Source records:
════════════════════
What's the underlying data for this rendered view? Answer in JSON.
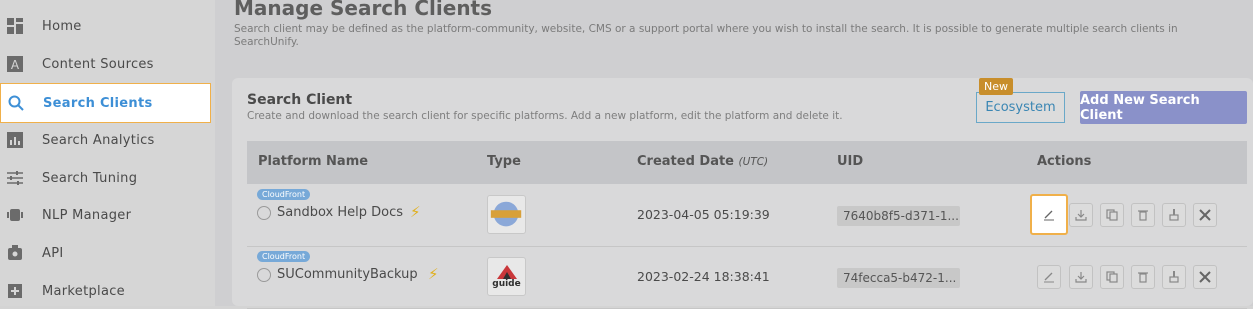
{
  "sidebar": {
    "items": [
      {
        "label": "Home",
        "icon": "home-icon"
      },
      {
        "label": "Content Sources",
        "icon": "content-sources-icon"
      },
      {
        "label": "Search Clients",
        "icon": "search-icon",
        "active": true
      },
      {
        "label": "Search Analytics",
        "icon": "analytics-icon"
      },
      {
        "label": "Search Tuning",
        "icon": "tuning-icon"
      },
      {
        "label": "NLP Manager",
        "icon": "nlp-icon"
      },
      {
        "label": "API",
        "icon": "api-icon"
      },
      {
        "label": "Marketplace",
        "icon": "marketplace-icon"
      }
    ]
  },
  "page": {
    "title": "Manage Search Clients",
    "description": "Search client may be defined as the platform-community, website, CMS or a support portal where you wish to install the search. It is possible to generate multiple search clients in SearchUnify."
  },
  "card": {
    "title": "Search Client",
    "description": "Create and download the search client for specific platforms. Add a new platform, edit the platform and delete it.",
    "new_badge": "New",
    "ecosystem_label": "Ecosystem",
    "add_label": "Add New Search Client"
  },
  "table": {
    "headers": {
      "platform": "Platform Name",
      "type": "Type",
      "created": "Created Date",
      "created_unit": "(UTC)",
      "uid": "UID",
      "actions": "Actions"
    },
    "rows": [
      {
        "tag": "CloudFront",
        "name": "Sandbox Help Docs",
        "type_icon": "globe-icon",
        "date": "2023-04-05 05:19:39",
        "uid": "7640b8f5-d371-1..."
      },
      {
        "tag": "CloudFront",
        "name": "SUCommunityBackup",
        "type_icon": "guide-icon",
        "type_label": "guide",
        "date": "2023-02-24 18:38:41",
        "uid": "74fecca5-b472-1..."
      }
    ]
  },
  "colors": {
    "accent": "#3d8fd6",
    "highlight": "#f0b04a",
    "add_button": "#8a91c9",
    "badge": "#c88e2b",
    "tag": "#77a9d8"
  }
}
════════════════════
- _What to work on_
Pictures are excluded; output everything else in the data verbatim.

- _Complete answer_
What's the underlying data for this rendered view? Answer in JSON.
{
  "sidebar": {
    "items": [
      {
        "label": "Home",
        "icon": "home-icon"
      },
      {
        "label": "Content Sources",
        "icon": "content-sources-icon"
      },
      {
        "label": "Search Clients",
        "icon": "search-icon",
        "active": true
      },
      {
        "label": "Search Analytics",
        "icon": "analytics-icon"
      },
      {
        "label": "Search Tuning",
        "icon": "tuning-icon"
      },
      {
        "label": "NLP Manager",
        "icon": "nlp-icon"
      },
      {
        "label": "API",
        "icon": "api-icon"
      },
      {
        "label": "Marketplace",
        "icon": "marketplace-icon"
      }
    ]
  },
  "page": {
    "title": "Manage Search Clients",
    "description": "Search client may be defined as the platform-community, website, CMS or a support portal where you wish to install the search. It is possible to generate multiple search clients in SearchUnify."
  },
  "card": {
    "title": "Search Client",
    "description": "Create and download the search client for specific platforms. Add a new platform, edit the platform and delete it.",
    "new_badge": "New",
    "ecosystem_label": "Ecosystem",
    "add_label": "Add New Search Client"
  },
  "table": {
    "headers": {
      "platform": "Platform Name",
      "type": "Type",
      "created": "Created Date",
      "created_unit": "(UTC)",
      "uid": "UID",
      "actions": "Actions"
    },
    "rows": [
      {
        "tag": "CloudFront",
        "name": "Sandbox Help Docs",
        "type_icon": "globe-icon",
        "date": "2023-04-05 05:19:39",
        "uid": "7640b8f5-d371-1..."
      },
      {
        "tag": "CloudFront",
        "name": "SUCommunityBackup",
        "type_icon": "guide-icon",
        "type_label": "guide",
        "date": "2023-02-24 18:38:41",
        "uid": "74fecca5-b472-1..."
      }
    ]
  },
  "colors": {
    "accent": "#3d8fd6",
    "highlight": "#f0b04a",
    "add_button": "#8a91c9",
    "badge": "#c88e2b",
    "tag": "#77a9d8"
  }
}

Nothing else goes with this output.